* Start EXERCISE MATERIALS *
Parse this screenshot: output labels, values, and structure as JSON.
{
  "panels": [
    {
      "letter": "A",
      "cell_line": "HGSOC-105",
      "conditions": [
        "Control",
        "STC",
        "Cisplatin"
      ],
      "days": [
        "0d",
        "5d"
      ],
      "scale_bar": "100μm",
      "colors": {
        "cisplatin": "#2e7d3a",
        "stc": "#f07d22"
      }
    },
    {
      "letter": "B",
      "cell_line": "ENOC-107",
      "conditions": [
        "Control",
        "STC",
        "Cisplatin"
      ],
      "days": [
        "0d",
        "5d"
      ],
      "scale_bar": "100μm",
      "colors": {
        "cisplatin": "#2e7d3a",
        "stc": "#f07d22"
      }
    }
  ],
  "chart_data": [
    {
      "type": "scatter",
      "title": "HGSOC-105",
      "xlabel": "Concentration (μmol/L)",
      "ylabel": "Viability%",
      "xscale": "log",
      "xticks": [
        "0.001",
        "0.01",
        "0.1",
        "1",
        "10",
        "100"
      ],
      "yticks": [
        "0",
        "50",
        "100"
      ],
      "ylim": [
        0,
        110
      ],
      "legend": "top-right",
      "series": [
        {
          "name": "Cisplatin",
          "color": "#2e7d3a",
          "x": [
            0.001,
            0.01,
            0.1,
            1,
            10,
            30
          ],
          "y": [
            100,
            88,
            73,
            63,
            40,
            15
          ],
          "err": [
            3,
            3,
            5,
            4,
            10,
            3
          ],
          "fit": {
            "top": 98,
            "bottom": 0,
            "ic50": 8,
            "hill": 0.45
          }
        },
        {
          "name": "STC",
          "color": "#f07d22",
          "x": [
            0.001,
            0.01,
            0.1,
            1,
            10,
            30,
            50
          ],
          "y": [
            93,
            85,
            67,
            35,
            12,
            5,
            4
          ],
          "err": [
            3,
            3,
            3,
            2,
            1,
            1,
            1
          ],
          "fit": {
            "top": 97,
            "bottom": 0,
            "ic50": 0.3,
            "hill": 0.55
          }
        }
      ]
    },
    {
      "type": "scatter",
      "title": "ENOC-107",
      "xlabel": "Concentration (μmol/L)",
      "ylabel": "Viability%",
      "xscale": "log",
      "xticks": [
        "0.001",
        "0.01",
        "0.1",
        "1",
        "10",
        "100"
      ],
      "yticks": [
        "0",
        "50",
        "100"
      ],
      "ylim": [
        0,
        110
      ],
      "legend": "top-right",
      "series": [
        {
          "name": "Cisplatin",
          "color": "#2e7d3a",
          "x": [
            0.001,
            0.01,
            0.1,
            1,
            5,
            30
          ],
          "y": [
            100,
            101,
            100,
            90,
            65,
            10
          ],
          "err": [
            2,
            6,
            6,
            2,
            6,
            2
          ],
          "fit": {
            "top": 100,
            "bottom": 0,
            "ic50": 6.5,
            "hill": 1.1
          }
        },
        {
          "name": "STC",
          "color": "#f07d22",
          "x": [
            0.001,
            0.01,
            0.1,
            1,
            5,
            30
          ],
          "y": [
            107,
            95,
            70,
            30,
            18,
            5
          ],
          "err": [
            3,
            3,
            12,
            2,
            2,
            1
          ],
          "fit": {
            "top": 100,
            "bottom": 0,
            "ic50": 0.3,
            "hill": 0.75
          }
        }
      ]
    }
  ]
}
* End EXERCISE MATERIALS *
- WHAT THE EXERCISE ASKS -
Take the entries and copy them out exactly.

- RESULT FOR THIS EXERCISE -
Parse this screenshot: output labels, values, and structure as JSON.
{
  "panels": [
    {
      "letter": "A",
      "cell_line": "HGSOC-105",
      "conditions": [
        "Control",
        "STC",
        "Cisplatin"
      ],
      "days": [
        "0d",
        "5d"
      ],
      "scale_bar": "100μm",
      "colors": {
        "cisplatin": "#2e7d3a",
        "stc": "#f07d22"
      }
    },
    {
      "letter": "B",
      "cell_line": "ENOC-107",
      "conditions": [
        "Control",
        "STC",
        "Cisplatin"
      ],
      "days": [
        "0d",
        "5d"
      ],
      "scale_bar": "100μm",
      "colors": {
        "cisplatin": "#2e7d3a",
        "stc": "#f07d22"
      }
    }
  ],
  "chart_data": [
    {
      "type": "scatter",
      "title": "HGSOC-105",
      "xlabel": "Concentration (μmol/L)",
      "ylabel": "Viability%",
      "xscale": "log",
      "xticks": [
        "0.001",
        "0.01",
        "0.1",
        "1",
        "10",
        "100"
      ],
      "yticks": [
        "0",
        "50",
        "100"
      ],
      "ylim": [
        0,
        110
      ],
      "legend": "top-right",
      "series": [
        {
          "name": "Cisplatin",
          "color": "#2e7d3a",
          "x": [
            0.001,
            0.01,
            0.1,
            1,
            10,
            30
          ],
          "y": [
            100,
            88,
            73,
            63,
            40,
            15
          ],
          "err": [
            3,
            3,
            5,
            4,
            10,
            3
          ],
          "fit": {
            "top": 98,
            "bottom": 0,
            "ic50": 8,
            "hill": 0.45
          }
        },
        {
          "name": "STC",
          "color": "#f07d22",
          "x": [
            0.001,
            0.01,
            0.1,
            1,
            10,
            30,
            50
          ],
          "y": [
            93,
            85,
            67,
            35,
            12,
            5,
            4
          ],
          "err": [
            3,
            3,
            3,
            2,
            1,
            1,
            1
          ],
          "fit": {
            "top": 97,
            "bottom": 0,
            "ic50": 0.3,
            "hill": 0.55
          }
        }
      ]
    },
    {
      "type": "scatter",
      "title": "ENOC-107",
      "xlabel": "Concentration (μmol/L)",
      "ylabel": "Viability%",
      "xscale": "log",
      "xticks": [
        "0.001",
        "0.01",
        "0.1",
        "1",
        "10",
        "100"
      ],
      "yticks": [
        "0",
        "50",
        "100"
      ],
      "ylim": [
        0,
        110
      ],
      "legend": "top-right",
      "series": [
        {
          "name": "Cisplatin",
          "color": "#2e7d3a",
          "x": [
            0.001,
            0.01,
            0.1,
            1,
            5,
            30
          ],
          "y": [
            100,
            101,
            100,
            90,
            65,
            10
          ],
          "err": [
            2,
            6,
            6,
            2,
            6,
            2
          ],
          "fit": {
            "top": 100,
            "bottom": 0,
            "ic50": 6.5,
            "hill": 1.1
          }
        },
        {
          "name": "STC",
          "color": "#f07d22",
          "x": [
            0.001,
            0.01,
            0.1,
            1,
            5,
            30
          ],
          "y": [
            107,
            95,
            70,
            30,
            18,
            5
          ],
          "err": [
            3,
            3,
            12,
            2,
            2,
            1
          ],
          "fit": {
            "top": 100,
            "bottom": 0,
            "ic50": 0.3,
            "hill": 0.75
          }
        }
      ]
    }
  ]
}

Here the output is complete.